Collected data entries
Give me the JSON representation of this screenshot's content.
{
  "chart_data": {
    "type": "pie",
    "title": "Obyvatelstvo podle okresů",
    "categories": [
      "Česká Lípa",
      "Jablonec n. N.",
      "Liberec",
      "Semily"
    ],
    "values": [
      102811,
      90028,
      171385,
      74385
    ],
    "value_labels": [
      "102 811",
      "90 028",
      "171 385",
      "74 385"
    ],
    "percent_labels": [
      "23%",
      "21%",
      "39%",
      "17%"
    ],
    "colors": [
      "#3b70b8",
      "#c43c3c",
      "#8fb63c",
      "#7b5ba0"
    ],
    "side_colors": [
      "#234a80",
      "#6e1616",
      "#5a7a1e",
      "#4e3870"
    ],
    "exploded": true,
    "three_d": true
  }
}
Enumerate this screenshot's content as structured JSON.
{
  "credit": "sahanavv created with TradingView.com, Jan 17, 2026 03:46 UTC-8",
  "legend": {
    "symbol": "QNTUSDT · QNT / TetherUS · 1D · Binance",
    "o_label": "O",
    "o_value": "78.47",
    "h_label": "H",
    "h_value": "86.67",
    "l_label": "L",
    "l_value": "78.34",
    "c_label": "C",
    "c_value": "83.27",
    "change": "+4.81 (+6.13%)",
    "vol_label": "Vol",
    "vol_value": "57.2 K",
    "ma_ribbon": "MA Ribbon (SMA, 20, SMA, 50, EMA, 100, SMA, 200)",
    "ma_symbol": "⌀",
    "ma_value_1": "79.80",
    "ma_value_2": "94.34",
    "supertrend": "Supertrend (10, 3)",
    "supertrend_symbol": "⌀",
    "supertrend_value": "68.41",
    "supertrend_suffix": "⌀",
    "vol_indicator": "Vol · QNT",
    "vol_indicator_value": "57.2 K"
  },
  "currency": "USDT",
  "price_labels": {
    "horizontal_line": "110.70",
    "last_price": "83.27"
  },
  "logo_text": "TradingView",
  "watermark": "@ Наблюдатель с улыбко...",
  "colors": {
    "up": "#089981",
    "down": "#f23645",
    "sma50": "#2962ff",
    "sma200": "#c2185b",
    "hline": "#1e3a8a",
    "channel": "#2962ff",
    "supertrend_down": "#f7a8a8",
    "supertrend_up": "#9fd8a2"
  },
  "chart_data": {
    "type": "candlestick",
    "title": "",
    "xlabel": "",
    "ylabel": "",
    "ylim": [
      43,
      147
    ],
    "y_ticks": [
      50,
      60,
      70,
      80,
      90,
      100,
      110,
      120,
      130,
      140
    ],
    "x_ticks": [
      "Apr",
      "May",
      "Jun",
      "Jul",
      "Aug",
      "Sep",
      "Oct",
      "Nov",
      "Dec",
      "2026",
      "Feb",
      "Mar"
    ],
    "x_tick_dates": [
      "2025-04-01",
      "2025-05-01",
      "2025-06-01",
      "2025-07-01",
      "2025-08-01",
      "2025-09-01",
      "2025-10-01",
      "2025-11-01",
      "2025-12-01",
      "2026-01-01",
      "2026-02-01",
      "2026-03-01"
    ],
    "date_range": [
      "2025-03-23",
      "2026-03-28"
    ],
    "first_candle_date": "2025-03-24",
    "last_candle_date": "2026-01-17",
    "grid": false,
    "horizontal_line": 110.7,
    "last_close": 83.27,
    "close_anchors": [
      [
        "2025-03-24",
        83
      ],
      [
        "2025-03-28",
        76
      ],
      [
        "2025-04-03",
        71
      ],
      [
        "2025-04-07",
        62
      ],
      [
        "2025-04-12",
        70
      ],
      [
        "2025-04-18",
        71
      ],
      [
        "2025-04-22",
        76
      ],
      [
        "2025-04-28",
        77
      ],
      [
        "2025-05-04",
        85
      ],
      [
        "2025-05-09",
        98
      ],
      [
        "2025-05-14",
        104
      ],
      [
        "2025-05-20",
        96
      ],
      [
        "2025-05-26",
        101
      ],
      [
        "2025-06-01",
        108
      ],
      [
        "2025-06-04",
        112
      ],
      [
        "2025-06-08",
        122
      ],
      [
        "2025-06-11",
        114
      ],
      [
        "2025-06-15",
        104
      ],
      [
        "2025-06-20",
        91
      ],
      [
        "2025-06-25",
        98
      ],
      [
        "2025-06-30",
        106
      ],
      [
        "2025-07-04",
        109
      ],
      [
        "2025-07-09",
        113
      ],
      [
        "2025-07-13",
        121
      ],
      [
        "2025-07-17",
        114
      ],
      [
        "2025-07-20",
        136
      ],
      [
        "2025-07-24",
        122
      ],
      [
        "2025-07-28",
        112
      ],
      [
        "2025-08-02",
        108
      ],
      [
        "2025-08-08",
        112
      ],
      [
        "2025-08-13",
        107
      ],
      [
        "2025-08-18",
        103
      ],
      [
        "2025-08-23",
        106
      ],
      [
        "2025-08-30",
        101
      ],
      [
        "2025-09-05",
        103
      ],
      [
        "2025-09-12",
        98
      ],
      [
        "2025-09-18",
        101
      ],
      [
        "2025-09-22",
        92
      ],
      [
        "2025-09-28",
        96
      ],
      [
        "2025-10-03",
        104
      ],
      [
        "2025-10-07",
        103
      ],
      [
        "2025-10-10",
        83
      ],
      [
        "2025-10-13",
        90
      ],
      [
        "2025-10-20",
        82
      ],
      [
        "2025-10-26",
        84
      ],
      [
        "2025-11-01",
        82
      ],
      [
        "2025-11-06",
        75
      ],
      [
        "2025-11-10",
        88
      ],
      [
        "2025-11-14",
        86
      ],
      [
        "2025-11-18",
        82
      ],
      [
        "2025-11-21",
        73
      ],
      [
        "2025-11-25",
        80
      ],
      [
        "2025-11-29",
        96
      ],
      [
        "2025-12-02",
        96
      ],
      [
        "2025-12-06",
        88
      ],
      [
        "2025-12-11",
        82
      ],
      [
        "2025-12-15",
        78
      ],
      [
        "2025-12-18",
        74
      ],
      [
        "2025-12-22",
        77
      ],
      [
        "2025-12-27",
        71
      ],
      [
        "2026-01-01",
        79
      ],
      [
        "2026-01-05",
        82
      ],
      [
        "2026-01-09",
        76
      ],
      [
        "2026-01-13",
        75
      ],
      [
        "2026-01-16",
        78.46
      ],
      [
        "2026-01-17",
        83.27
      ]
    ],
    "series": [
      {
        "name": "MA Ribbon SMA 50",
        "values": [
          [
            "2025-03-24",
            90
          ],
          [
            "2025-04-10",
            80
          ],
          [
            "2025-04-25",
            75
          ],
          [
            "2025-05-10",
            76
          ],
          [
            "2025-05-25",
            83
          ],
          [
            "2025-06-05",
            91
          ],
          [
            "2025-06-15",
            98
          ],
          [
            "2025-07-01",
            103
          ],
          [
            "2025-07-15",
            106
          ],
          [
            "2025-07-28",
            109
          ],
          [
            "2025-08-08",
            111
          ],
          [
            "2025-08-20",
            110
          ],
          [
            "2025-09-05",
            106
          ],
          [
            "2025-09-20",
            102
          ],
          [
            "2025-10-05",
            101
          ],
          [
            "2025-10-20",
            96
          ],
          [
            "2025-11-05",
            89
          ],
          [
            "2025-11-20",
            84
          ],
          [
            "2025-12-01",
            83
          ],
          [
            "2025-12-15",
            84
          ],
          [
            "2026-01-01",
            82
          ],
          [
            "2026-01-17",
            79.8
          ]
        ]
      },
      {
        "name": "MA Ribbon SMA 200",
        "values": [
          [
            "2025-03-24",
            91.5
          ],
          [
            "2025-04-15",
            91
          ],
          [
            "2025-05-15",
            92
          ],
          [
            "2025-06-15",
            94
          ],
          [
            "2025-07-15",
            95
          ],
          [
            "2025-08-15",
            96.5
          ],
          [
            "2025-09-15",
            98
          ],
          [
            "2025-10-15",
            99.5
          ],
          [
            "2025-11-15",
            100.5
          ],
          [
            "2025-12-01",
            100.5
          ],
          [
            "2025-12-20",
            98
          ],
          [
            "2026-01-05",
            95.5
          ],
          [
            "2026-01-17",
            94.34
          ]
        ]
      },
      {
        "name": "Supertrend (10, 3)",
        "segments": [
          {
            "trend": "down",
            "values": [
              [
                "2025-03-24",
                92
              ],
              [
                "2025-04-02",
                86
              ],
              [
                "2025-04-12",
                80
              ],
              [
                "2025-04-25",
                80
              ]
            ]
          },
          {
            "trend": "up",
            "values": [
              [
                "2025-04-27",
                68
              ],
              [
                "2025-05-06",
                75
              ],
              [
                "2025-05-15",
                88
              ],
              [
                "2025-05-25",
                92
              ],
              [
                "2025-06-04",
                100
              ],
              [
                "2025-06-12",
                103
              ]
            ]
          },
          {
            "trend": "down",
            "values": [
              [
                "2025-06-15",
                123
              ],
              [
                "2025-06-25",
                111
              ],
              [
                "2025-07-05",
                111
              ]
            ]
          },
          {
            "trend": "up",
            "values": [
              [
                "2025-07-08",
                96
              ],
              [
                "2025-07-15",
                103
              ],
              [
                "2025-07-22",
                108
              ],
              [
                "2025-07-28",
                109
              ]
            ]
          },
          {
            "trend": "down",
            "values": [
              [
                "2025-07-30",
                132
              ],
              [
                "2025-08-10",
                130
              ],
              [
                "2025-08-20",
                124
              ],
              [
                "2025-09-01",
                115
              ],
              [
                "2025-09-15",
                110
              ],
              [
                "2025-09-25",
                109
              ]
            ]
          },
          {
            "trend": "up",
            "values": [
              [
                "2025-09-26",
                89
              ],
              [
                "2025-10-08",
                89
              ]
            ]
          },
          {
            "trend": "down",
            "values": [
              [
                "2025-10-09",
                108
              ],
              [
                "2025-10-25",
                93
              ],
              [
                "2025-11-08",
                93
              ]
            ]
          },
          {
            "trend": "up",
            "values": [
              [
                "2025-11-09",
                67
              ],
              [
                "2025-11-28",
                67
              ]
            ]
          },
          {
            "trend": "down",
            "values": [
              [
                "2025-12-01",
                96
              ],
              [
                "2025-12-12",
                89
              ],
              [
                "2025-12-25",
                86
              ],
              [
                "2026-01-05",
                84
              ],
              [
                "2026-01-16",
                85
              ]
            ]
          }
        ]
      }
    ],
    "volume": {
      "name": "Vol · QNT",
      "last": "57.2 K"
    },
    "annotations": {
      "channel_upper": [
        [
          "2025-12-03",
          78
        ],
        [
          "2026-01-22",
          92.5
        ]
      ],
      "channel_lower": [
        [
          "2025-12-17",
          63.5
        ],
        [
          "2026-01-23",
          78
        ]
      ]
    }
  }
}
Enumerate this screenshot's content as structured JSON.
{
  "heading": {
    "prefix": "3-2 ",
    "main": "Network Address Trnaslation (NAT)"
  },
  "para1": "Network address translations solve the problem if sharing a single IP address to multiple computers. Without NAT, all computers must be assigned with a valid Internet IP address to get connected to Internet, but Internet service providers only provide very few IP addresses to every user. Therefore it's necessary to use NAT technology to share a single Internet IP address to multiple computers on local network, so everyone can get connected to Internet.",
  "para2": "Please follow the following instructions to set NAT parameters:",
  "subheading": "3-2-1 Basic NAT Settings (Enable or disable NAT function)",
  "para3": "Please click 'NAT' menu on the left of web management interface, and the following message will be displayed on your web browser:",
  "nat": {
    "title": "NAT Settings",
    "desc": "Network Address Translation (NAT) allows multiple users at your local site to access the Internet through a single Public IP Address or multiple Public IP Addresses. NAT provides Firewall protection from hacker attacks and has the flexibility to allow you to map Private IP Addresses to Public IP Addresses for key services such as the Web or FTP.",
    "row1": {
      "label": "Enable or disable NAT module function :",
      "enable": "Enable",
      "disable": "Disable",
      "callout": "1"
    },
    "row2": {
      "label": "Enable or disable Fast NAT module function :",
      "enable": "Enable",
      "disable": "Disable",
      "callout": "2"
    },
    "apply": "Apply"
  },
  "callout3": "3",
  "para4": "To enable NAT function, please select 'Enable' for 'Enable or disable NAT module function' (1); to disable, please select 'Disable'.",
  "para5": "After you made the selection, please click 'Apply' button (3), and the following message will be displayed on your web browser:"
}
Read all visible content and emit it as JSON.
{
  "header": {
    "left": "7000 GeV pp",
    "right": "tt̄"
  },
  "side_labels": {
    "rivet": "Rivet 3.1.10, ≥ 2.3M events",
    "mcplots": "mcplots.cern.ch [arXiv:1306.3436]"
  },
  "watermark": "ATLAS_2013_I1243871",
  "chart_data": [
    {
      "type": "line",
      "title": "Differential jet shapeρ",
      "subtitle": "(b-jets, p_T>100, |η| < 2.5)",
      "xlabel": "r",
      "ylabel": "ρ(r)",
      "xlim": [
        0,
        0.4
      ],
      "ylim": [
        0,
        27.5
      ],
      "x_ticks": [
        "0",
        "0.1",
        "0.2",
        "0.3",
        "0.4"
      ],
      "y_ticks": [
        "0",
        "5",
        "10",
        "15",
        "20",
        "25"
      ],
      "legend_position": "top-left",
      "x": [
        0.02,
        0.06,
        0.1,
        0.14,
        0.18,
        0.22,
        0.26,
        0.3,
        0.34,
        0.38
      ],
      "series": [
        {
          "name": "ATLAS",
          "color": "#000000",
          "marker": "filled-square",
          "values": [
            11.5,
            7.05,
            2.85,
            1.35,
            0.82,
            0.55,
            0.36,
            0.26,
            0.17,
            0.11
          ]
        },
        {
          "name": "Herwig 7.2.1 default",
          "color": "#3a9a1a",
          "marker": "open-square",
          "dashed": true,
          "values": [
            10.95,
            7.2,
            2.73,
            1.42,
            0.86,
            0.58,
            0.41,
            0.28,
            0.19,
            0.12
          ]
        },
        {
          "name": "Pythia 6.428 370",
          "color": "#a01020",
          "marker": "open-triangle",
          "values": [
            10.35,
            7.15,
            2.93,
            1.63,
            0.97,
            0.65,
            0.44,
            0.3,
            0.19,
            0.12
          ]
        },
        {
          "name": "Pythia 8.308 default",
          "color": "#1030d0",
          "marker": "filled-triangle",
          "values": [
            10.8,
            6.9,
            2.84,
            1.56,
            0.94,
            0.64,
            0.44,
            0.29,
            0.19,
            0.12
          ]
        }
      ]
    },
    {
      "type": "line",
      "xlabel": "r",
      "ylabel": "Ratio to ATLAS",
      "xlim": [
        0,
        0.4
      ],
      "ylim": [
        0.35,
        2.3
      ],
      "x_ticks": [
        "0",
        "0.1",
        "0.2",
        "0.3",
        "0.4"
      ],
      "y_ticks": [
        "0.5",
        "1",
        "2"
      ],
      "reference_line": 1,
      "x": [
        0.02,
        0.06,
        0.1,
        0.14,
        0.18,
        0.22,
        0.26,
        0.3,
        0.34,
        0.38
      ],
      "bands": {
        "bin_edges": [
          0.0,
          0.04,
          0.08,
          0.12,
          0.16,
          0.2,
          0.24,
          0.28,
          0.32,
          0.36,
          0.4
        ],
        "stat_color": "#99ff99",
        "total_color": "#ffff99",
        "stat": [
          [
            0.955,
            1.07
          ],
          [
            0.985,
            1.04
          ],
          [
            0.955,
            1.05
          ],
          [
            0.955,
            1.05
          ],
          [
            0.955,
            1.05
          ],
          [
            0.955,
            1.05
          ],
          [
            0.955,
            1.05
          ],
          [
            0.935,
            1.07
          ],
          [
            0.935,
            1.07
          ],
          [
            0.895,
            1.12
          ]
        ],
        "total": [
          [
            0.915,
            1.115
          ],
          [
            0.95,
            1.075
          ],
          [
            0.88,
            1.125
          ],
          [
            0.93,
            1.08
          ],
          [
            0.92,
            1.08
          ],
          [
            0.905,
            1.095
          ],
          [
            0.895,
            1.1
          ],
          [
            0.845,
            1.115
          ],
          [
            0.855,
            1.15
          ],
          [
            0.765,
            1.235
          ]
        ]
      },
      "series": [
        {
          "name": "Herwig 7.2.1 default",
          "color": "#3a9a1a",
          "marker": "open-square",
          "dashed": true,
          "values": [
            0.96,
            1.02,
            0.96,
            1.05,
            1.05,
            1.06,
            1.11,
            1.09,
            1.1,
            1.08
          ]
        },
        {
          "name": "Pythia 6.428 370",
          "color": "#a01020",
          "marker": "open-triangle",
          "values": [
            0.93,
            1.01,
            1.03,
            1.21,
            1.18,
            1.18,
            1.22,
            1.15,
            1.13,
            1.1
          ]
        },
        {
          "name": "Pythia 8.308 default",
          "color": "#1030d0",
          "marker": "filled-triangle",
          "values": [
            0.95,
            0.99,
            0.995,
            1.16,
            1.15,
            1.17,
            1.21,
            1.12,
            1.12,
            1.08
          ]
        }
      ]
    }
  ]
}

### STATED EXERCISE
Search the records for the string "Internet" and return every line in which it occurs.

### RESULT OF THE EXERCISE
  "para1": "Network address translations solve the problem if sharing a single IP address to multiple computers. Without NAT, all computers must be assigned with a valid Internet IP address to get connected to Internet, but Internet service providers only provide very few IP addresses to every user. Therefore it's necessary to use NAT technology to share a single Internet IP address to multiple computers on local network, so everyone can get connected to Internet.",
    "desc": "Network Address Translation (NAT) allows multiple users at your local site to access the Internet through a single Public IP Address or multiple Public IP Addresses. NAT provides Firewall protection from hacker attacks and has the flexibility to allow you to map Private IP Addresses to Public IP Addresses for key services such as the Web or FTP.",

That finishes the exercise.